What you should do: Pick out each line containing the string "Note".

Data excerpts
====

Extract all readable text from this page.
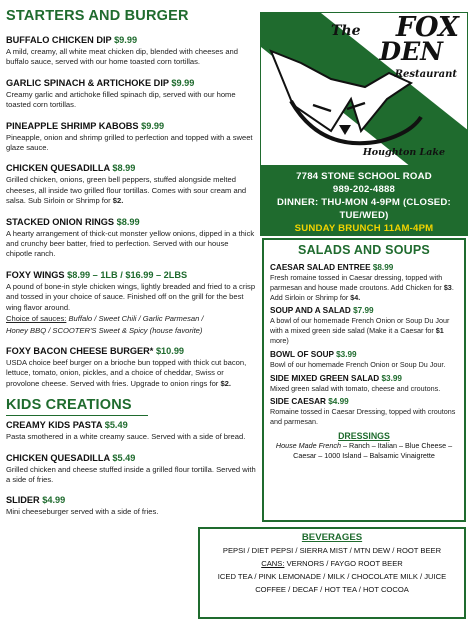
STARTERS AND BURGER
BUFFALO CHICKEN DIP $9.99
A mild, creamy, all white meat chicken dip, blended with cheeses and buffalo sauce, served with our home toasted corn tortillas.
GARLIC SPINACH & ARTICHOKE DIP $9.99
Creamy garlic and artichoke filled spinach dip, served with our home toasted corn tortillas.
PINEAPPLE SHRIMP KABOBS $9.99
Pineapple, onion and shrimp grilled to perfection and topped with a sweet glaze sauce.
CHICKEN QUESADILLA $8.99
Grilled chicken, onions, green bell peppers, stuffed alongside melted cheeses, all inside two grilled flour tortillas. Comes with sour cream and salsa. Sub Sirloin or Shrimp for $2.
STACKED ONION RINGS $8.99
A hearty arrangement of thick-cut monster yellow onions, dipped in a thick and crunchy beer batter, fried to perfection. Served with our house chipotle ranch.
FOXY WINGS $8.99 – 1LB / $16.99 – 2LBS
A pound of bone-in style chicken wings, lightly breaded and fried to a crisp and tossed in your choice of sauce. Finished off on the grill for the best wing flavor around.
Choice of sauces: Buffalo / Sweet Chili / Garlic Parmesan /
Honey BBQ / SCOOTER'S Sweet & Spicy (house favorite)
FOXY BACON CHEESE BURGER* $10.99
USDA choice beef burger on a brioche bun topped with thick cut bacon, lettuce, tomato, onion, pickles, and a choice of cheddar, Swiss or provolone cheese. Served with fries. Upgrade to onion rings for $2.
KIDS CREATIONS
CREAMY KIDS PASTA $5.49
Pasta smothered in a white creamy sauce. Served with a side of bread.
CHICKEN QUESADILLA $5.49
Grilled chicken and cheese stuffed inside a grilled flour tortilla. Served with a side of fries.
SLIDER $4.99
Mini cheeseburger served with a side of fries.
The FOX
DEN
Restaurant
Houghton Lake
7784 STONE SCHOOL ROAD
989-202-4888
DINNER: THU-MON 4-9PM (CLOSED: TUE/WED)
SUNDAY BRUNCH 11AM-4PM
SALADS AND SOUPS
CAESAR SALAD ENTREE $8.99
Fresh romaine tossed in Caesar dressing, topped with parmesan and house made croutons. Add Chicken for $3. Add Sirloin or Shrimp for $4.
SOUP AND A SALAD $7.99
A bowl of our homemade French Onion or Soup Du Jour with a mixed green side salad (Make it a Caesar for $1 more)
BOWL OF SOUP $3.99
Bowl of our homemade French Onion or Soup Du Jour.
SIDE MIXED GREEN SALAD $3.99
Mixed green salad with tomato, cheese and croutons.
SIDE CAESAR $4.99
Romaine tossed in Caesar Dressing, topped with croutons and parmesan.
DRESSINGS
House Made French – Ranch – Italian – Blue Cheese –
Caesar – 1000 Island – Balsamic Vinaigrette
BEVERAGES
PEPSI / DIET PEPSI / SIERRA MIST / MTN DEW / ROOT BEER
CANS: VERNORS / FAYGO ROOT BEER
ICED TEA / PINK LEMONADE / MILK / CHOCOLATE MILK / JUICE
COFFEE / DECAF / HOT TEA / HOT COCOA
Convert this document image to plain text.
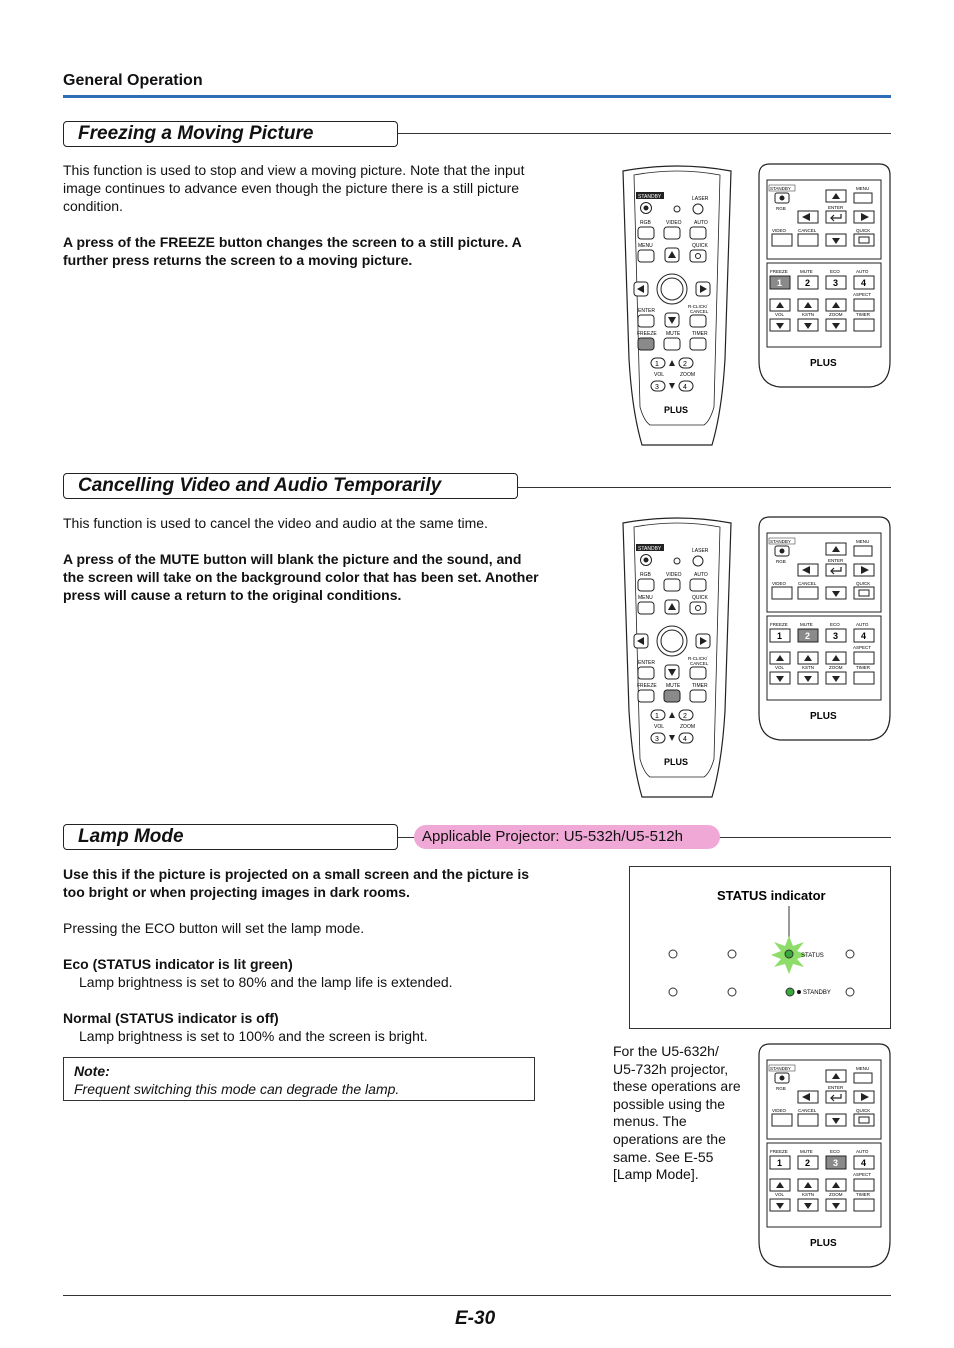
General Operation
Freezing a Moving Picture

This function is used to stop and view a moving picture. Note that the input image continues to advance even though the picture there is a still picture condition.

A press of the FREEZE button changes the screen to a still picture. A further press returns the screen to a moving picture.

Cancelling Video and Audio Temporarily

This function is used to cancel the video and audio at the same time.

A press of the MUTE button will blank the picture and the sound, and the screen will take on the background color that has been set. Another press will cause a return to the original conditions.

Lamp Mode	Applicable Projector: U5-532h/U5-512h

Use this if the picture is projected on a small screen and the picture is too bright or when projecting images in dark rooms.

Pressing the ECO button will set the lamp mode.

Eco (STATUS indicator is lit green)

Lamp brightness is set to 80% and the lamp life is extended.

Normal (STATUS indicator is off)

Lamp brightness is set to 100% and the screen is bright.

Note:
Frequent switching this mode can degrade the lamp.
For the U5-632h/ U5-732h projector, these operations are possible using the menus. The operations are the same. See E-55 [Lamp Mode].
STATUS indicator
STATUS
STANDBY
E-30
STANDBY	LASER
RGB	VIDEO AUTO
MENU	QUICK
ENTER
R-CLICK/
CANCEL
FREEZE MUTE TIMER
1	2
VOL	ZOOM
3	4
PLUS
STANDBY	MENU
RGB	ENTER
VIDEO	CANCEL	QUICK
FREEZE	MUTE	ECO	AUTO
1	2	3	4
ASPECT
VOL	KSTN	ZOOM	TIMER
PLUS
STANDBY	LASER
RGB	VIDEO AUTO
MENU	QUICK
ENTER
R-CLICK/
CANCEL
FREEZE MUTE TIMER
1	2
VOL	ZOOM
3	4
PLUS
STANDBY	MENU
RGB	ENTER
VIDEO	CANCEL	QUICK
FREEZE	MUTE	ECO	AUTO
1	2	3	4
ASPECT
VOL	KSTN	ZOOM	TIMER
PLUS
STANDBY	MENU
RGB	ENTER
VIDEO	CANCEL	QUICK
FREEZE	MUTE	ECO	AUTO
1	2	3	4
ASPECT
VOL	KSTN	ZOOM	TIMER
PLUS
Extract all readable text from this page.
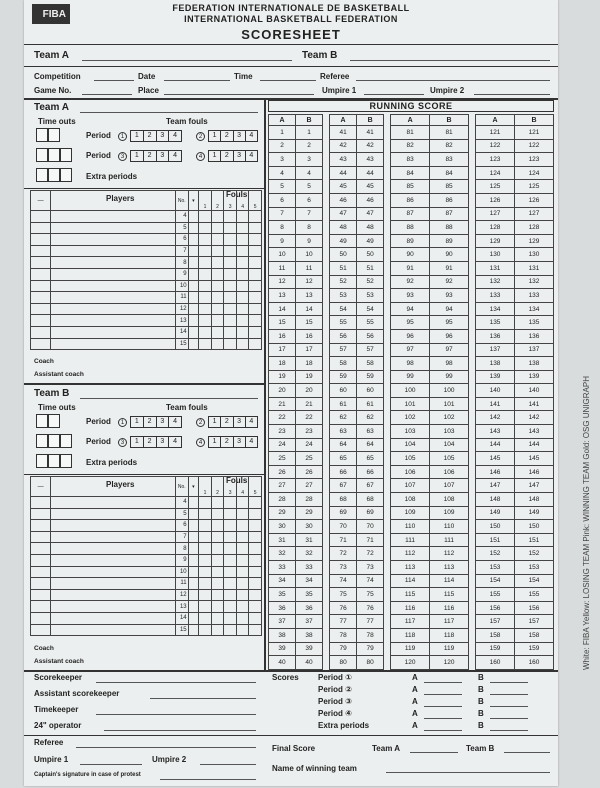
FIBA
FEDERATION INTERNATIONALE DE BASKETBALL
INTERNATIONAL BASKETBALL FEDERATION
SCORESHEET
Team A	Team B
Competition	Date	Time	Referee
Game No.	Place	Umpire 1	Umpire 2
Team A
Time outs	Team fouls
Period	1	1	2	3	4	2	1	2	3	4
Period	3	1	2	3	4	4	1	2	3	4
Extra periods
Players	Fouls
—		No.	▾	1	2	3	4	5
		4						
		5						
		6						
		7						
		8						
		9						
		10						
		11						
		12						
		13						
		14						
		15						
Coach
Assistant coach
Team B
Time outs	Team fouls
Period	1	1	2	3	4	2	1	2	3	4
Period	3	1	2	3	4	4	1	2	3	4
Extra periods
Players	Fouls
—		No.	▾	1	2	3	4	5
		4						
		5						
		6						
		7						
		8						
		9						
		10						
		11						
		12						
		13						
		14						
		15						
Coach
Assistant coach
RUNNING SCORE
A	B		A	B		A	B		A	B
1	1		41	41		81	81		121	121
2	2		42	42		82	82		122	122
3	3		43	43		83	83		123	123
4	4		44	44		84	84		124	124
5	5		45	45		85	85		125	125
6	6		46	46		86	86		126	126
7	7		47	47		87	87		127	127
8	8		48	48		88	88		128	128
9	9		49	49		89	89		129	129
10	10		50	50		90	90		130	130
11	11		51	51		91	91		131	131
12	12		52	52		92	92		132	132
13	13		53	53		93	93		133	133
14	14		54	54		94	94		134	134
15	15		55	55		95	95		135	135
16	16		56	56		96	96		136	136
17	17		57	57		97	97		137	137
18	18		58	58		98	98		138	138
19	19		59	59		99	99		139	139
20	20		60	60		100	100		140	140
21	21		61	61		101	101		141	141
22	22		62	62		102	102		142	142
23	23		63	63		103	103		143	143
24	24		64	64		104	104		144	144
25	25		65	65		105	105		145	145
26	26		66	66		106	106		146	146
27	27		67	67		107	107		147	147
28	28		68	68		108	108		148	148
29	29		69	69		109	109		149	149
30	30		70	70		110	110		150	150
31	31		71	71		111	111		151	151
32	32		72	72		112	112		152	152
33	33		73	73		113	113		153	153
34	34		74	74		114	114		154	154
35	35		75	75		115	115		155	155
36	36		76	76		116	116		156	156
37	37		77	77		117	117		157	157
38	38		78	78		118	118		158	158
39	39		79	79		119	119		159	159
40	40		80	80		120	120		160	160
Scorekeeper
Assistant scorekeeper
Timekeeper
24" operator
Referee
Umpire 1	Umpire 2
Captain's signature in case of protest
Scores Period ①	A	B
Period ②	A	B
Period ③	A	B
Period ④	A	B
Extra periods	A	B
Final Score	Team A	Team B
Name of winning team
White: FIBA Yellow: LOSING TEAM Pink: WINNING TEAM Gold: OSG UNIGRAPH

====

Full solution:
This function is used to stop and view a moving picture. Note that the input image continues to advance even though the picture there is a still picture condition.
Note:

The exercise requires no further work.